Raw records:
— Begin —

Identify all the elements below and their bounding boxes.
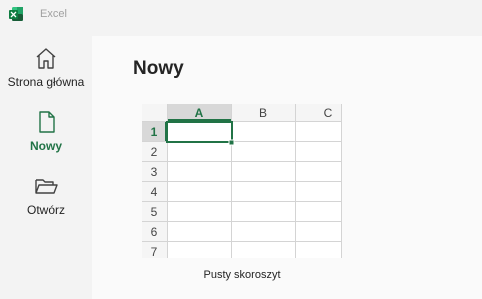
column-header: B <box>259 106 267 120</box>
row-header: 7 <box>151 245 158 258</box>
nav-item-label: Otwórz <box>26 203 65 217</box>
app-title: Excel <box>40 8 67 20</box>
nav-item-new[interactable]: Nowy <box>0 108 92 168</box>
excel-logo-icon <box>9 7 23 21</box>
new-document-icon <box>39 111 55 133</box>
left-navigation: Strona główna Nowy Otwórz <box>0 30 92 299</box>
nav-item-home[interactable]: Strona główna <box>0 44 92 104</box>
folder-open-icon <box>35 179 58 194</box>
selected-cell <box>166 121 233 143</box>
nav-item-open[interactable]: Otwórz <box>0 172 92 232</box>
main-content: Nowy A B C 1 2 3 4 5 6 7 Pusty skoroszyt <box>92 36 482 299</box>
row-header: 5 <box>151 205 158 219</box>
row-header: 4 <box>151 185 158 199</box>
page-title: Nowy <box>133 58 184 79</box>
row-header: 6 <box>151 225 158 239</box>
row-header: 2 <box>151 145 158 159</box>
column-header: C <box>324 106 333 120</box>
title-bar: Excel <box>0 0 482 30</box>
template-label: Pusty skoroszyt <box>203 269 281 281</box>
home-icon <box>36 48 56 69</box>
fill-handle <box>228 139 235 146</box>
row-header: 1 <box>151 125 158 139</box>
nav-item-label: Strona główna <box>7 75 85 89</box>
nav-item-label: Nowy <box>29 139 62 153</box>
blank-workbook-template[interactable]: A B C 1 2 3 4 5 6 7 Pusty skoroszyt <box>142 104 342 294</box>
workbook-preview: A B C 1 2 3 4 5 6 7 <box>142 104 342 258</box>
row-header: 3 <box>151 165 158 179</box>
column-header: A <box>195 106 204 120</box>
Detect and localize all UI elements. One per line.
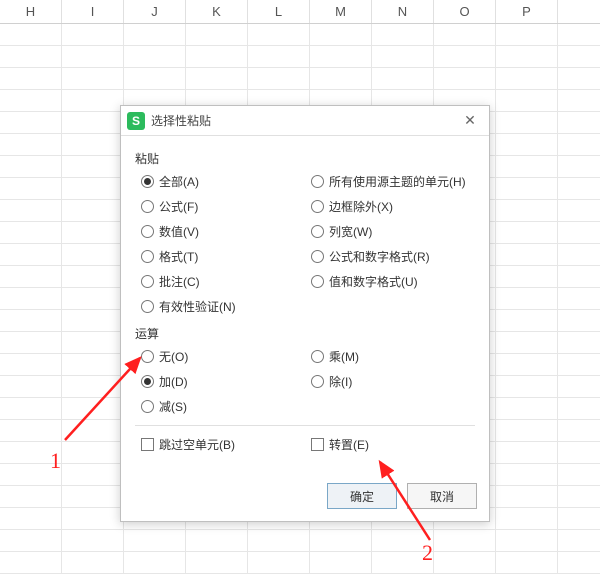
radio-label: 加(D) — [159, 373, 188, 390]
dialog-title: 选择性粘贴 — [151, 112, 457, 129]
radio-label: 乘(M) — [329, 348, 359, 365]
radio-icon — [141, 250, 154, 263]
operation-options: 无(O) 乘(M) 加(D) 除(I) 减(S) — [141, 348, 475, 415]
checkbox-transpose[interactable]: 转置(E) — [311, 436, 491, 453]
col-header[interactable]: I — [62, 0, 124, 23]
radio-subtract[interactable]: 减(S) — [141, 398, 311, 415]
col-header[interactable]: K — [186, 0, 248, 23]
radio-icon — [141, 275, 154, 288]
radio-label: 所有使用源主题的单元(H) — [329, 173, 466, 190]
radio-formulas-numfmt[interactable]: 公式和数字格式(R) — [311, 248, 491, 265]
radio-values[interactable]: 数值(V) — [141, 223, 311, 240]
radio-formats[interactable]: 格式(T) — [141, 248, 311, 265]
radio-label: 公式(F) — [159, 198, 198, 215]
checkbox-skip-blanks[interactable]: 跳过空单元(B) — [141, 436, 311, 453]
radio-label: 格式(T) — [159, 248, 198, 265]
checkbox-label: 转置(E) — [329, 436, 369, 453]
col-header[interactable]: L — [248, 0, 310, 23]
radio-label: 批注(C) — [159, 273, 200, 290]
close-icon: ✕ — [464, 112, 476, 129]
radio-formulas[interactable]: 公式(F) — [141, 198, 311, 215]
checkbox-row: 跳过空单元(B) 转置(E) — [141, 436, 475, 453]
radio-icon — [141, 400, 154, 413]
radio-label: 有效性验证(N) — [159, 298, 236, 315]
radio-col-widths[interactable]: 列宽(W) — [311, 223, 491, 240]
radio-icon — [311, 225, 324, 238]
radio-label: 减(S) — [159, 398, 187, 415]
col-header[interactable]: J — [124, 0, 186, 23]
radio-none[interactable]: 无(O) — [141, 348, 311, 365]
radio-icon — [141, 375, 154, 388]
radio-validation[interactable]: 有效性验证(N) — [141, 298, 311, 315]
col-header[interactable]: M — [310, 0, 372, 23]
col-header[interactable]: O — [434, 0, 496, 23]
checkbox-icon — [141, 438, 154, 451]
checkbox-label: 跳过空单元(B) — [159, 436, 235, 453]
radio-all[interactable]: 全部(A) — [141, 173, 311, 190]
radio-icon — [311, 350, 324, 363]
app-icon: S — [127, 112, 145, 130]
radio-icon — [311, 175, 324, 188]
radio-comments[interactable]: 批注(C) — [141, 273, 311, 290]
radio-label: 数值(V) — [159, 223, 199, 240]
paste-special-dialog: S 选择性粘贴 ✕ 粘贴 全部(A) 所有使用源主题的单元(H) 公式(F) 边… — [120, 105, 490, 522]
col-header[interactable]: H — [0, 0, 62, 23]
col-header[interactable]: N — [372, 0, 434, 23]
radio-values-numfmt[interactable]: 值和数字格式(U) — [311, 273, 491, 290]
ok-button[interactable]: 确定 — [327, 483, 397, 509]
radio-label: 无(O) — [159, 348, 188, 365]
close-button[interactable]: ✕ — [457, 110, 483, 132]
paste-options: 全部(A) 所有使用源主题的单元(H) 公式(F) 边框除外(X) 数值(V) … — [141, 173, 475, 315]
radio-icon — [311, 275, 324, 288]
radio-icon — [141, 175, 154, 188]
column-headers-row: H I J K L M N O P — [0, 0, 600, 24]
checkbox-icon — [311, 438, 324, 451]
radio-all-source-theme[interactable]: 所有使用源主题的单元(H) — [311, 173, 491, 190]
radio-label: 除(I) — [329, 373, 352, 390]
radio-icon — [141, 350, 154, 363]
radio-label: 全部(A) — [159, 173, 199, 190]
paste-group-label: 粘贴 — [135, 150, 475, 167]
annotation-label-2: 2 — [422, 540, 433, 566]
operation-group-label: 运算 — [135, 325, 475, 342]
radio-label: 公式和数字格式(R) — [329, 248, 430, 265]
radio-divide[interactable]: 除(I) — [311, 373, 491, 390]
radio-icon — [141, 200, 154, 213]
cancel-button[interactable]: 取消 — [407, 483, 477, 509]
radio-icon — [311, 200, 324, 213]
radio-except-borders[interactable]: 边框除外(X) — [311, 198, 491, 215]
radio-icon — [141, 300, 154, 313]
radio-label: 值和数字格式(U) — [329, 273, 418, 290]
dialog-buttons: 确定 取消 — [121, 475, 489, 521]
annotation-label-1: 1 — [50, 448, 61, 474]
divider — [135, 425, 475, 426]
radio-multiply[interactable]: 乘(M) — [311, 348, 491, 365]
radio-label: 边框除外(X) — [329, 198, 393, 215]
radio-add[interactable]: 加(D) — [141, 373, 311, 390]
radio-icon — [311, 250, 324, 263]
col-header[interactable]: P — [496, 0, 558, 23]
radio-icon — [141, 225, 154, 238]
radio-label: 列宽(W) — [329, 223, 372, 240]
dialog-titlebar: S 选择性粘贴 ✕ — [121, 106, 489, 136]
radio-icon — [311, 375, 324, 388]
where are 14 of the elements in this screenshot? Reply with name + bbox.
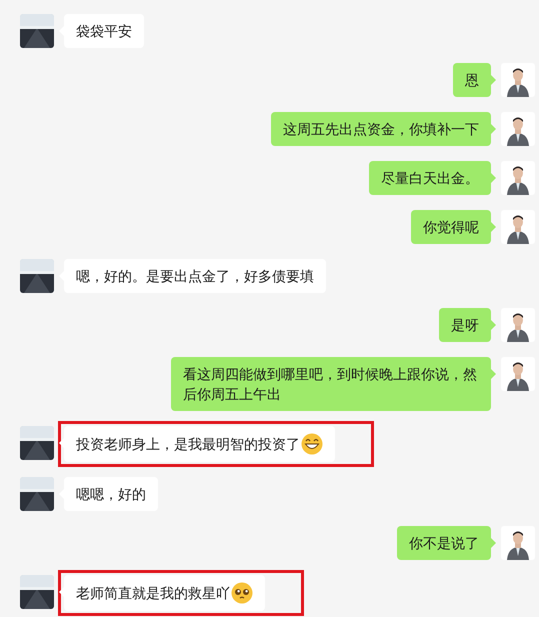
message-text: 尽量白天出金。 [381,169,479,188]
message-text: 嗯嗯，好的 [76,485,146,504]
message-text: 老师简直就是我的救星吖 [76,584,230,603]
message-text: 投资老师身上，是我最明智的投资了 [76,435,300,454]
message-text: 你不是说了 [409,534,479,553]
message-text: 恩 [465,71,479,90]
message-text: 这周五先出点资金，你填补一下 [283,120,479,139]
message-text: 你觉得呢 [423,218,479,237]
message-text: 看这周四能做到哪里吧，到时候晚上跟你说，然后你周五上午出 [183,365,478,404]
pleading-face-icon [231,582,253,604]
message-text: 嗯，好的。是要出点金了，好多债要填 [76,267,314,286]
grinning-face-icon [301,433,323,455]
message-text: 袋袋平安 [76,22,132,41]
message-text: 是呀 [451,316,479,335]
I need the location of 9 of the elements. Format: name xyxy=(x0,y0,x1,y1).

— End —

What the task asks: Pull out every line of the listing that contains the string "dialog".

Response:
dialog-title: 选择性粘贴 — [151, 112, 457, 129]
paste-special-dialog: S 选择性粘贴 ✕ 粘贴 全部(A) 所有使用源主题的单元(H) 公式(F) 边… — [120, 105, 490, 522]
dialog-buttons: 确定 取消 — [121, 475, 489, 521]
dialog-titlebar: S 选择性粘贴 ✕ — [121, 106, 489, 136]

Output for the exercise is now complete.